## SET EXERCISE
Print the records below exactly as they appear.

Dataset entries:
+--

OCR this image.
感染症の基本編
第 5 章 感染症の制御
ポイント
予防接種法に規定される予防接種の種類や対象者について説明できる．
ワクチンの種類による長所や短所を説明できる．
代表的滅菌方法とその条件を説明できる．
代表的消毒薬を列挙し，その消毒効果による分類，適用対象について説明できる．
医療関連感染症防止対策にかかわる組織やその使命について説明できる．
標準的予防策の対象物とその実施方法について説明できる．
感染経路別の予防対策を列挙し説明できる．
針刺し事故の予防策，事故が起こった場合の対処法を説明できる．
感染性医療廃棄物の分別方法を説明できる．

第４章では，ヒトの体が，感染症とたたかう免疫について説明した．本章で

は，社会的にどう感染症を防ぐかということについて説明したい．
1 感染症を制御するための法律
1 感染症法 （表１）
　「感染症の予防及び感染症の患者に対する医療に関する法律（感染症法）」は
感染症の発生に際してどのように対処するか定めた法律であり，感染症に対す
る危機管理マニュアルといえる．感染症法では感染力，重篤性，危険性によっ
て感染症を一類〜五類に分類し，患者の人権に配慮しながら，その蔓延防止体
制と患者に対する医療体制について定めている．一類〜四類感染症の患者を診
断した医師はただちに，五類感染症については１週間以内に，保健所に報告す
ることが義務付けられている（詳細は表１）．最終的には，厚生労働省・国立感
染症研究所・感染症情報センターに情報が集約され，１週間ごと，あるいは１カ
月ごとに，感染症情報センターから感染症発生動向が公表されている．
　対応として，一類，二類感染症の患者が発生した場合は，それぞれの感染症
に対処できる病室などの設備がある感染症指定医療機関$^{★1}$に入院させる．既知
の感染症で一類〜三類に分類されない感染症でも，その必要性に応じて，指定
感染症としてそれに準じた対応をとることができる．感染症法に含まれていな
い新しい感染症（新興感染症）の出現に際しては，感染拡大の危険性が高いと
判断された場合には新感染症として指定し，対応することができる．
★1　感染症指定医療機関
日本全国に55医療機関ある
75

+--

## SOLVED PROBLEM
OCR this image.
感染症の基本編
第 5 章 感染症の制御
ポイント
予防接種法に規定される予防接種の種類や対象者について説明できる．
ワクチンの種類による長所や短所を説明できる．
代表的滅菌方法とその条件を説明できる．
代表的消毒薬を列挙し，その消毒効果による分類，適用対象について説明できる．
医療関連感染症防止対策にかかわる組織やその使命について説明できる．
標準的予防策の対象物とその実施方法について説明できる．
感染経路別の予防対策を列挙し説明できる．
針刺し事故の予防策，事故が起こった場合の対処法を説明できる．
感染性医療廃棄物の分別方法を説明できる．

第４章では，ヒトの体が，感染症とたたかう免疫について説明した．本章で

は，社会的にどう感染症を防ぐかということについて説明したい．
1 感染症を制御するための法律
1 感染症法 （表１）
　「感染症の予防及び感染症の患者に対する医療に関する法律（感染症法）」は
感染症の発生に際してどのように対処するか定めた法律であり，感染症に対す
る危機管理マニュアルといえる．感染症法では感染力，重篤性，危険性によっ
て感染症を一類〜五類に分類し，患者の人権に配慮しながら，その蔓延防止体
制と患者に対する医療体制について定めている．一類〜四類感染症の患者を診
断した医師はただちに，五類感染症については１週間以内に，保健所に報告す
ることが義務付けられている（詳細は表１）．最終的には，厚生労働省・国立感
染症研究所・感染症情報センターに情報が集約され，１週間ごと，あるいは１カ
月ごとに，感染症情報センターから感染症発生動向が公表されている．
　対応として，一類，二類感染症の患者が発生した場合は，それぞれの感染症
に対処できる病室などの設備がある感染症指定医療機関$^{★1}$に入院させる．既知
の感染症で一類〜三類に分類されない感染症でも，その必要性に応じて，指定
感染症としてそれに準じた対応をとることができる．感染症法に含まれていな
い新しい感染症（新興感染症）の出現に際しては，感染拡大の危険性が高いと
判断された場合には新感染症として指定し，対応することができる．
★1　感染症指定医療機関
日本全国に55医療機関ある
75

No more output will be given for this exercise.